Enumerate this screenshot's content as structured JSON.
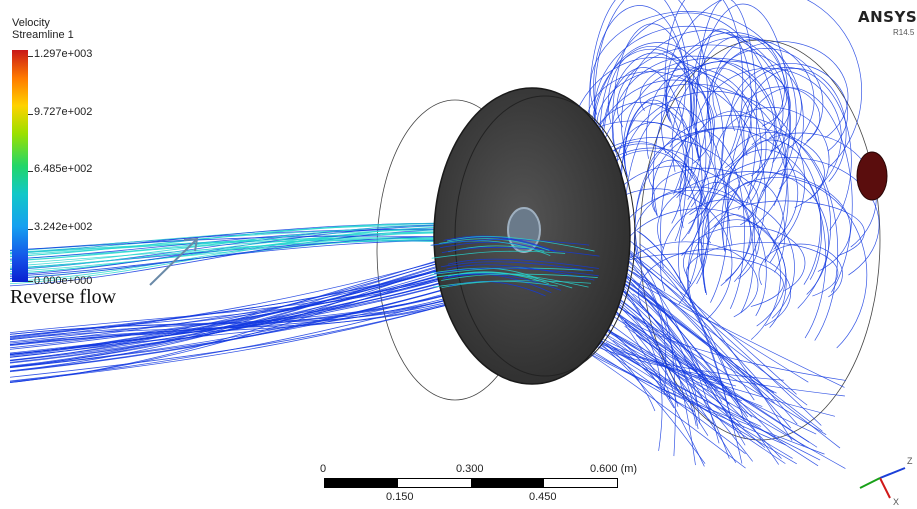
{
  "legend": {
    "title_line1": "Velocity",
    "title_line2": "Streamline 1",
    "ticks": [
      "1.297e+003",
      "9.727e+002",
      "6.485e+002",
      "3.242e+002",
      "0.000e+000"
    ]
  },
  "brand": {
    "name": "ANSYS",
    "version": "R14.5"
  },
  "annotation": {
    "text": "Reverse flow"
  },
  "scale": {
    "top_labels": [
      "0",
      "0.300",
      "0.600 (m)"
    ],
    "bottom_labels": [
      "0.150",
      "0.450"
    ]
  },
  "triad": {
    "axes": [
      "Z",
      "X"
    ]
  },
  "colors": {
    "streamline_blue": "#1238e0",
    "streamline_cyan": "#27d6d0",
    "disk": "#3a3a3a",
    "probe": "#5a0d0d"
  }
}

☆ ☆ ☆ ☆ ☆

→ What is needed
Transcribe the material exactly, leaving every picture out.

→ Response to the exercise
Enumerate this screenshot's content as structured JSON.
{
  "legend": {
    "title_line1": "Velocity",
    "title_line2": "Streamline 1",
    "ticks": [
      "1.297e+003",
      "9.727e+002",
      "6.485e+002",
      "3.242e+002",
      "0.000e+000"
    ]
  },
  "brand": {
    "name": "ANSYS",
    "version": "R14.5"
  },
  "annotation": {
    "text": "Reverse flow"
  },
  "scale": {
    "top_labels": [
      "0",
      "0.300",
      "0.600 (m)"
    ],
    "bottom_labels": [
      "0.150",
      "0.450"
    ]
  },
  "triad": {
    "axes": [
      "Z",
      "X"
    ]
  },
  "colors": {
    "streamline_blue": "#1238e0",
    "streamline_cyan": "#27d6d0",
    "disk": "#3a3a3a",
    "probe": "#5a0d0d"
  }
}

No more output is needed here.